### REQUIREMENT
Examine the entries and show every line in which the word "specially" is found.

### DATASET RECORDS
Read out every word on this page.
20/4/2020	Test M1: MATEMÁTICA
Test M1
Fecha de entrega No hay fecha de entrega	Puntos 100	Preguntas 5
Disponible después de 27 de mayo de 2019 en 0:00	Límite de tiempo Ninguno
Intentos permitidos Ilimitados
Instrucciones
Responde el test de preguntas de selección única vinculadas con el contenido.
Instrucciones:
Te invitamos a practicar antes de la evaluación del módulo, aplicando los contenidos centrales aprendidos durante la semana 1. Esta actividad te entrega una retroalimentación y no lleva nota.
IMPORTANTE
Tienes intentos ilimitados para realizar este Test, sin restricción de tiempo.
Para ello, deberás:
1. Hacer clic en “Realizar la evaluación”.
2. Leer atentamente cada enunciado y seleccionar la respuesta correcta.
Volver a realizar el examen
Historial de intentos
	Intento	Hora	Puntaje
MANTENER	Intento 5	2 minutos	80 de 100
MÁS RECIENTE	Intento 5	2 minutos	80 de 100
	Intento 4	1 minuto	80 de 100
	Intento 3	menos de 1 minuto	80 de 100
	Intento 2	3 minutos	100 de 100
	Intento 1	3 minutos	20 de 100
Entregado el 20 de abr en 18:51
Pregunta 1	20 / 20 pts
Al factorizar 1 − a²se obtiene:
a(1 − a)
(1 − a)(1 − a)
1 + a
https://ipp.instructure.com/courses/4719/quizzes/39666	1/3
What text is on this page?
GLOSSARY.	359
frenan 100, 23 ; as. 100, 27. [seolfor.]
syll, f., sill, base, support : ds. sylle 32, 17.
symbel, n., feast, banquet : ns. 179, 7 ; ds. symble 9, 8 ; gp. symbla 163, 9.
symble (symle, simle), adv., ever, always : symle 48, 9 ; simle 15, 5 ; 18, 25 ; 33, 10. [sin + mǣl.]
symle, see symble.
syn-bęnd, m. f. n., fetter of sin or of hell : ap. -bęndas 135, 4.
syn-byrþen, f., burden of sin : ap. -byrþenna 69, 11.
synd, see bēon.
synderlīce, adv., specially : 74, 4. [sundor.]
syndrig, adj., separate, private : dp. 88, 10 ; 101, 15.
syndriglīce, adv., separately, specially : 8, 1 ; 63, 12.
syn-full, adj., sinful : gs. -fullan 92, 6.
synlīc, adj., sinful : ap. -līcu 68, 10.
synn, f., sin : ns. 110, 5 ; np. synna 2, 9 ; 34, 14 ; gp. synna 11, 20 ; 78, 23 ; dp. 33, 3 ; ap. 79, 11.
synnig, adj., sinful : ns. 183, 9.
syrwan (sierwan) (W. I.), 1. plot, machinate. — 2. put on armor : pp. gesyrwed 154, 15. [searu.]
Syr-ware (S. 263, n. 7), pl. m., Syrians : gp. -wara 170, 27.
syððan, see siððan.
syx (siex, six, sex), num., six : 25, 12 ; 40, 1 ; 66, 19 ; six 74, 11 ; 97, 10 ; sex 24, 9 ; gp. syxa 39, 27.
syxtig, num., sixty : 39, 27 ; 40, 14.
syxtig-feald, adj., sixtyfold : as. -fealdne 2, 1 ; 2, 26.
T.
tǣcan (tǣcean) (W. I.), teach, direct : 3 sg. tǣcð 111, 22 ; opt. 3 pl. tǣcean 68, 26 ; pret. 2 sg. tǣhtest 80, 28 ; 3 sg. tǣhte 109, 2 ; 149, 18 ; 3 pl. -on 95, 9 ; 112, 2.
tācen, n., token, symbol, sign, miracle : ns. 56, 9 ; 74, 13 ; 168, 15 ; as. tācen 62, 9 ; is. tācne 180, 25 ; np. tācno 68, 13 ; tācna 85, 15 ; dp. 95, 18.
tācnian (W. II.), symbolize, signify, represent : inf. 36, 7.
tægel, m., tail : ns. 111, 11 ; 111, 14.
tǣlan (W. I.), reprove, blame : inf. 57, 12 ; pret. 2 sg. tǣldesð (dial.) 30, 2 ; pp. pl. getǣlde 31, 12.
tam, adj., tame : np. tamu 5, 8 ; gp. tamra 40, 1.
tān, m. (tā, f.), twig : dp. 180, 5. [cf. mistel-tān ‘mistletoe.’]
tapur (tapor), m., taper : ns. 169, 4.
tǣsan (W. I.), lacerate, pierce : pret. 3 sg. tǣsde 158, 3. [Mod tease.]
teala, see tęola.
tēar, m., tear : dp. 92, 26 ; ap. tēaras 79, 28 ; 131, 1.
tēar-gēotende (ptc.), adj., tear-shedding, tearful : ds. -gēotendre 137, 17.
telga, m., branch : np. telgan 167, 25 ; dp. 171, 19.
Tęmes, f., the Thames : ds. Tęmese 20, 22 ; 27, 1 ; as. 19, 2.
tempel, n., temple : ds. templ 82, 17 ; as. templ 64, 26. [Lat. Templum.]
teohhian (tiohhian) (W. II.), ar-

### WORKED SOLUTION
synderlīce, adv., specially : 74, 4. [sundor.]
syndriglīce, adv., separately, specially : 8, 1 ; 63, 12.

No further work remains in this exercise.